— START DATASET CONTENT —

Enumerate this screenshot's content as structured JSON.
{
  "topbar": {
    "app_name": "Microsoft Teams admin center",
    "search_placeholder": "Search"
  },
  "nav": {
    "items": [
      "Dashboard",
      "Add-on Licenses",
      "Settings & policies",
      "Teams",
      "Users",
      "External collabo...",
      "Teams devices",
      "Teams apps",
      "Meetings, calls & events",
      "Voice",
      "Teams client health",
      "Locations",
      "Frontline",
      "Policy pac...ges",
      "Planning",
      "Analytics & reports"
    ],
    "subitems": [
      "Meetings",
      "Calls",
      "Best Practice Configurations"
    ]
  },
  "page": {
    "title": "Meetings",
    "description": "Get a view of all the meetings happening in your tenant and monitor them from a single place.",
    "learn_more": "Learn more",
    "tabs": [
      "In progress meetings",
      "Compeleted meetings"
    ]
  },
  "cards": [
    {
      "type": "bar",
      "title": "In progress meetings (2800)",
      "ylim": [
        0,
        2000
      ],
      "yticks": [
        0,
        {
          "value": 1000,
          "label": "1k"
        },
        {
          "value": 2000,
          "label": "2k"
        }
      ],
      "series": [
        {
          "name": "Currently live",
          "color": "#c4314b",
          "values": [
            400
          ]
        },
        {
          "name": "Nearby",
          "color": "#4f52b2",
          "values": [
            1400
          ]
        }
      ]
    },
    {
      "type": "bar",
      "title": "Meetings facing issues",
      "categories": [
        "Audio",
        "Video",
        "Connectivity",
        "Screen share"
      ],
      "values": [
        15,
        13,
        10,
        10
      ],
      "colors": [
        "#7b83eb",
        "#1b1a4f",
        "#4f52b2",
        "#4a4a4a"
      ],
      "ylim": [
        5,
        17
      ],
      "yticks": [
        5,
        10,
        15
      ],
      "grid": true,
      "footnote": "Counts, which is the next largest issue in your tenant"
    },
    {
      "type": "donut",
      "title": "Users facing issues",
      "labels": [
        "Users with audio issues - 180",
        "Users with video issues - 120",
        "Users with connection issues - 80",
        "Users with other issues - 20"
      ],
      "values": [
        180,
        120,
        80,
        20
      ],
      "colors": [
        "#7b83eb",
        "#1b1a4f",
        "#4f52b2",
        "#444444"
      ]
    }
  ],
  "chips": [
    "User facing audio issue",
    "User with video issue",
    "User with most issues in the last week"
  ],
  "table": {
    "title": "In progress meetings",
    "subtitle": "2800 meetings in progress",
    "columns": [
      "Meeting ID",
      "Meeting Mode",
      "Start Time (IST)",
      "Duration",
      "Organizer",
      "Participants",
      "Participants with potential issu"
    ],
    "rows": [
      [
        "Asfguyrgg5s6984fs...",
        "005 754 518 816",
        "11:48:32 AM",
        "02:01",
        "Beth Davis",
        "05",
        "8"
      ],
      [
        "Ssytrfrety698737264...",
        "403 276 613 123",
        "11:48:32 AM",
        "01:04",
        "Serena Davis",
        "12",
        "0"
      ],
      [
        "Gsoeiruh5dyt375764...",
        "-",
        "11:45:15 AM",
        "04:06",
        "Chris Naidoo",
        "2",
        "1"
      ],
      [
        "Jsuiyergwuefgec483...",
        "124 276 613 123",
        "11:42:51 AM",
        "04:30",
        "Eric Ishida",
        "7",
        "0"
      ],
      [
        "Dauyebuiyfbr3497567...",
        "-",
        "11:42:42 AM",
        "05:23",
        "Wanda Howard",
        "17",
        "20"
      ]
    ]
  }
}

— END DATASET CONTENT —

Check each line of the material above for "tenant" and say how many lines contain it, giving the number alone.

» WRITTEN ANSWER
2